_WHAT YOU ARE ASKED TO DO:_ Rewrite these records with every occurrence of "legend-label" replaced by "legend-entry", keeping everything else unchanged.

_EXCERPTED RECORDS:_
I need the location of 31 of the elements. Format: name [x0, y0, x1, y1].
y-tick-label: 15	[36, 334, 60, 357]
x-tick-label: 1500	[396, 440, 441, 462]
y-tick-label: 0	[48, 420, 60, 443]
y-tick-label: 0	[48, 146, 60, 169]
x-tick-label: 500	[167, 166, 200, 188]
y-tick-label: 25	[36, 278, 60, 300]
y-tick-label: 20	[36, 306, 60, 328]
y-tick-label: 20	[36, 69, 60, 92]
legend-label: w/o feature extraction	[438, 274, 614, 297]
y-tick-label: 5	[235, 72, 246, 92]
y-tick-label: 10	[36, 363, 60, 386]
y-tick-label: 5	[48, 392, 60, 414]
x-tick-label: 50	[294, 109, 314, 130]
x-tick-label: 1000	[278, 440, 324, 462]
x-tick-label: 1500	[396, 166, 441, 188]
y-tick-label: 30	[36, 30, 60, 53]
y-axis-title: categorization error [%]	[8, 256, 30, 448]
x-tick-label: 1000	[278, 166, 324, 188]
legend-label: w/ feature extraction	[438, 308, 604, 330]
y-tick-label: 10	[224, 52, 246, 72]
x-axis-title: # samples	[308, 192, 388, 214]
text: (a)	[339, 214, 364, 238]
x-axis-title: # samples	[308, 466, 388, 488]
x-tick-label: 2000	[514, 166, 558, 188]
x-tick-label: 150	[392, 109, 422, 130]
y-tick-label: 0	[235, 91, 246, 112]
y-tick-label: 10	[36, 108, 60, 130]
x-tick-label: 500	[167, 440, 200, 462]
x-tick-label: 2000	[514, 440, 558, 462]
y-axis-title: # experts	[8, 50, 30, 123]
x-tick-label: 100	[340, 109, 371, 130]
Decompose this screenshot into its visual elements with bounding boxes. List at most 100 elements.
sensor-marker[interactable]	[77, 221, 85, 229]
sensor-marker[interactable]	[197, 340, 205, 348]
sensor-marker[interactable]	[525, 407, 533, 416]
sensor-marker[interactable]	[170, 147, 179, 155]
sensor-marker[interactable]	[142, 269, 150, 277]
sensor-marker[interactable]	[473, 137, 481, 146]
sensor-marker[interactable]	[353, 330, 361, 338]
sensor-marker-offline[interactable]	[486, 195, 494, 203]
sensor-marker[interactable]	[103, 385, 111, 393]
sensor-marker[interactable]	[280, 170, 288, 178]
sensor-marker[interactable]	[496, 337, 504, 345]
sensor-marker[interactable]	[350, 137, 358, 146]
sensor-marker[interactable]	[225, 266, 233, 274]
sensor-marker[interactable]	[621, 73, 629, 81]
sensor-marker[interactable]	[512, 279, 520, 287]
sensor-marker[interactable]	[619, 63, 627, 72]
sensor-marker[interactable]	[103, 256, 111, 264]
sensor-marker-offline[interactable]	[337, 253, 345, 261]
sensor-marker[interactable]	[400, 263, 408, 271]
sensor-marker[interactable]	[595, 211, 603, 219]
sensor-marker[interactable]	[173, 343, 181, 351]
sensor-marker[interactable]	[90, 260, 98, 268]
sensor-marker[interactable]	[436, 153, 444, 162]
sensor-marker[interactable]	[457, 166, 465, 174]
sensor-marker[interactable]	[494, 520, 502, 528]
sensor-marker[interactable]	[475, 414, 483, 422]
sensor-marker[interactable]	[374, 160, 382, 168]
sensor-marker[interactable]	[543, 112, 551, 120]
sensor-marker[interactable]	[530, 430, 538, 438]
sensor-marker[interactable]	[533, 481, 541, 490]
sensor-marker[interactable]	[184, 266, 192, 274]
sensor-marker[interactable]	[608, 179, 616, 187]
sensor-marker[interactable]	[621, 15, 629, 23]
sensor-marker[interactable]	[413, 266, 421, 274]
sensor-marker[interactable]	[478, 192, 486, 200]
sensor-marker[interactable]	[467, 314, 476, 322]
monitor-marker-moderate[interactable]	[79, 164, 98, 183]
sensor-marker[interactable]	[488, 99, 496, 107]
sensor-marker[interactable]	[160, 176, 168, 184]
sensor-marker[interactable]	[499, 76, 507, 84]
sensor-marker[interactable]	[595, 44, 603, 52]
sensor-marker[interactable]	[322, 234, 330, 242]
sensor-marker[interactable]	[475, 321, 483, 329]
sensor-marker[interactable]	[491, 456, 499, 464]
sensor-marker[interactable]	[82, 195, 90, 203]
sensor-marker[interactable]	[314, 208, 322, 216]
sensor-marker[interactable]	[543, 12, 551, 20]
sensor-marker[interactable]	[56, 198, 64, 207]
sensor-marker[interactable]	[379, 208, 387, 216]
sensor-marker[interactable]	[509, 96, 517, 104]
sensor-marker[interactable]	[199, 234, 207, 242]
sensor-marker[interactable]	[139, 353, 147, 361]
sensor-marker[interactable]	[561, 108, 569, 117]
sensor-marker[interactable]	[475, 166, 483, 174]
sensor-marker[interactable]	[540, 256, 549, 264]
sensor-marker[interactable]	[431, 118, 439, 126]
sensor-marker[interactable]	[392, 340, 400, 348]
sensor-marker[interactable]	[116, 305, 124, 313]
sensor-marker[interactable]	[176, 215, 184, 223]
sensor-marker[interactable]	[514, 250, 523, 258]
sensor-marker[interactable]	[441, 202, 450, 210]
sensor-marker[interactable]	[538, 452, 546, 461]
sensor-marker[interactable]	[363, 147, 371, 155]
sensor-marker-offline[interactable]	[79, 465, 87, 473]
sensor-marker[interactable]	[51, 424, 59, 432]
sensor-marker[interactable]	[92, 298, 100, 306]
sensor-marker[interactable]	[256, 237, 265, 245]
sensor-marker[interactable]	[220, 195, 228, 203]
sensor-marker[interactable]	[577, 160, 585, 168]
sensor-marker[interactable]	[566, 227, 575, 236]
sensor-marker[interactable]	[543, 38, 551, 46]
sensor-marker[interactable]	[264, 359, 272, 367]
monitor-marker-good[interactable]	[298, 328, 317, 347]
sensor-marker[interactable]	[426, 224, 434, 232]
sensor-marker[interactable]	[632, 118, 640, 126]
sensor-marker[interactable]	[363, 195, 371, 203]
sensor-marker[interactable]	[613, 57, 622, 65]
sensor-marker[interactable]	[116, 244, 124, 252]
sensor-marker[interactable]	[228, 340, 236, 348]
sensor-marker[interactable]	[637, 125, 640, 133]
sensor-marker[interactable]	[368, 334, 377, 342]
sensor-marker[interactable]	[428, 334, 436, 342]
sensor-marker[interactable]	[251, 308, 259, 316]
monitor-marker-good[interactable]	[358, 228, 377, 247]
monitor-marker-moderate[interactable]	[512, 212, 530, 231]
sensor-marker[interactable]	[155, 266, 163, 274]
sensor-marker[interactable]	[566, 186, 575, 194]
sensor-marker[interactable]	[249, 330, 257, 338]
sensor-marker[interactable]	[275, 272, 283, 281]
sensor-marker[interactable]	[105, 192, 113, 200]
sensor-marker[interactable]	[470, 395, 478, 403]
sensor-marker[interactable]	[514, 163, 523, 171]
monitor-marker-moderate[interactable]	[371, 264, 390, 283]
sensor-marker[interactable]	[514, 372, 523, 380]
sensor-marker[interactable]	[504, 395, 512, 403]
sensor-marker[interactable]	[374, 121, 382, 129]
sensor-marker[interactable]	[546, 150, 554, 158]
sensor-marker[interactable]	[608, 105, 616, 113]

_WRITTEN REPLY:_
I need the location of 31 of the elements. Format: name [x0, y0, x1, y1].
y-tick-label: 15	[36, 334, 60, 357]
x-tick-label: 1500	[396, 440, 441, 462]
y-tick-label: 0	[48, 420, 60, 443]
y-tick-label: 0	[48, 146, 60, 169]
x-tick-label: 500	[167, 166, 200, 188]
y-tick-label: 25	[36, 278, 60, 300]
y-tick-label: 20	[36, 306, 60, 328]
y-tick-label: 20	[36, 69, 60, 92]
legend-entry: w/o feature extraction	[438, 274, 614, 297]
y-tick-label: 5	[235, 72, 246, 92]
y-tick-label: 10	[36, 363, 60, 386]
y-tick-label: 5	[48, 392, 60, 414]
x-tick-label: 50	[294, 109, 314, 130]
x-tick-label: 1000	[278, 440, 324, 462]
x-tick-label: 1500	[396, 166, 441, 188]
y-tick-label: 30	[36, 30, 60, 53]
y-axis-title: categorization error [%]	[8, 256, 30, 448]
x-tick-label: 1000	[278, 166, 324, 188]
legend-entry: w/ feature extraction	[438, 308, 604, 330]
y-tick-label: 10	[224, 52, 246, 72]
x-axis-title: # samples	[308, 192, 388, 214]
text: (a)	[339, 214, 364, 238]
x-axis-title: # samples	[308, 466, 388, 488]
x-tick-label: 2000	[514, 166, 558, 188]
x-tick-label: 150	[392, 109, 422, 130]
y-tick-label: 0	[235, 91, 246, 112]
y-tick-label: 10	[36, 108, 60, 130]
x-tick-label: 500	[167, 440, 200, 462]
x-tick-label: 2000	[514, 440, 558, 462]
y-axis-title: # experts	[8, 50, 30, 123]
x-tick-label: 100	[340, 109, 371, 130]
Decompose this screenshot into its visual elements with bounding boxes. List at most 100 elements.
sensor-marker[interactable]	[77, 221, 85, 229]
sensor-marker[interactable]	[197, 340, 205, 348]
sensor-marker[interactable]	[525, 407, 533, 416]
sensor-marker[interactable]	[170, 147, 179, 155]
sensor-marker[interactable]	[142, 269, 150, 277]
sensor-marker[interactable]	[473, 137, 481, 146]
sensor-marker[interactable]	[353, 330, 361, 338]
sensor-marker-offline[interactable]	[486, 195, 494, 203]
sensor-marker[interactable]	[103, 385, 111, 393]
sensor-marker[interactable]	[280, 170, 288, 178]
sensor-marker[interactable]	[496, 337, 504, 345]
sensor-marker[interactable]	[350, 137, 358, 146]
sensor-marker[interactable]	[225, 266, 233, 274]
sensor-marker[interactable]	[621, 73, 629, 81]
sensor-marker[interactable]	[512, 279, 520, 287]
sensor-marker[interactable]	[619, 63, 627, 72]
sensor-marker[interactable]	[103, 256, 111, 264]
sensor-marker-offline[interactable]	[337, 253, 345, 261]
sensor-marker[interactable]	[400, 263, 408, 271]
sensor-marker[interactable]	[595, 211, 603, 219]
sensor-marker[interactable]	[173, 343, 181, 351]
sensor-marker[interactable]	[90, 260, 98, 268]
sensor-marker[interactable]	[436, 153, 444, 162]
sensor-marker[interactable]	[457, 166, 465, 174]
sensor-marker[interactable]	[494, 520, 502, 528]
sensor-marker[interactable]	[475, 414, 483, 422]
sensor-marker[interactable]	[374, 160, 382, 168]
sensor-marker[interactable]	[543, 112, 551, 120]
sensor-marker[interactable]	[530, 430, 538, 438]
sensor-marker[interactable]	[533, 481, 541, 490]
sensor-marker[interactable]	[184, 266, 192, 274]
sensor-marker[interactable]	[608, 179, 616, 187]
sensor-marker[interactable]	[621, 15, 629, 23]
sensor-marker[interactable]	[413, 266, 421, 274]
sensor-marker[interactable]	[478, 192, 486, 200]
sensor-marker[interactable]	[467, 314, 476, 322]
monitor-marker-moderate[interactable]	[79, 164, 98, 183]
sensor-marker[interactable]	[488, 99, 496, 107]
sensor-marker[interactable]	[160, 176, 168, 184]
sensor-marker[interactable]	[499, 76, 507, 84]
sensor-marker[interactable]	[595, 44, 603, 52]
sensor-marker[interactable]	[322, 234, 330, 242]
sensor-marker[interactable]	[475, 321, 483, 329]
sensor-marker[interactable]	[491, 456, 499, 464]
sensor-marker[interactable]	[82, 195, 90, 203]
sensor-marker[interactable]	[314, 208, 322, 216]
sensor-marker[interactable]	[543, 12, 551, 20]
sensor-marker[interactable]	[56, 198, 64, 207]
sensor-marker[interactable]	[379, 208, 387, 216]
sensor-marker[interactable]	[509, 96, 517, 104]
sensor-marker[interactable]	[199, 234, 207, 242]
sensor-marker[interactable]	[139, 353, 147, 361]
sensor-marker[interactable]	[561, 108, 569, 117]
sensor-marker[interactable]	[475, 166, 483, 174]
sensor-marker[interactable]	[540, 256, 549, 264]
sensor-marker[interactable]	[431, 118, 439, 126]
sensor-marker[interactable]	[392, 340, 400, 348]
sensor-marker[interactable]	[116, 305, 124, 313]
sensor-marker[interactable]	[176, 215, 184, 223]
sensor-marker[interactable]	[514, 250, 523, 258]
sensor-marker[interactable]	[441, 202, 450, 210]
sensor-marker[interactable]	[538, 452, 546, 461]
sensor-marker[interactable]	[363, 147, 371, 155]
sensor-marker-offline[interactable]	[79, 465, 87, 473]
sensor-marker[interactable]	[51, 424, 59, 432]
sensor-marker[interactable]	[92, 298, 100, 306]
sensor-marker[interactable]	[256, 237, 265, 245]
sensor-marker[interactable]	[220, 195, 228, 203]
sensor-marker[interactable]	[577, 160, 585, 168]
sensor-marker[interactable]	[566, 227, 575, 236]
sensor-marker[interactable]	[543, 38, 551, 46]
sensor-marker[interactable]	[264, 359, 272, 367]
monitor-marker-good[interactable]	[298, 328, 317, 347]
sensor-marker[interactable]	[426, 224, 434, 232]
sensor-marker[interactable]	[632, 118, 640, 126]
sensor-marker[interactable]	[363, 195, 371, 203]
sensor-marker[interactable]	[613, 57, 622, 65]
sensor-marker[interactable]	[116, 244, 124, 252]
sensor-marker[interactable]	[228, 340, 236, 348]
sensor-marker[interactable]	[637, 125, 640, 133]
sensor-marker[interactable]	[368, 334, 377, 342]
sensor-marker[interactable]	[428, 334, 436, 342]
sensor-marker[interactable]	[251, 308, 259, 316]
monitor-marker-good[interactable]	[358, 228, 377, 247]
monitor-marker-moderate[interactable]	[512, 212, 530, 231]
sensor-marker[interactable]	[155, 266, 163, 274]
sensor-marker[interactable]	[566, 186, 575, 194]
sensor-marker[interactable]	[249, 330, 257, 338]
sensor-marker[interactable]	[275, 272, 283, 281]
sensor-marker[interactable]	[105, 192, 113, 200]
sensor-marker[interactable]	[470, 395, 478, 403]
sensor-marker[interactable]	[514, 163, 523, 171]
monitor-marker-moderate[interactable]	[371, 264, 390, 283]
sensor-marker[interactable]	[514, 372, 523, 380]
sensor-marker[interactable]	[504, 395, 512, 403]
sensor-marker[interactable]	[374, 121, 382, 129]
sensor-marker[interactable]	[546, 150, 554, 158]
sensor-marker[interactable]	[608, 105, 616, 113]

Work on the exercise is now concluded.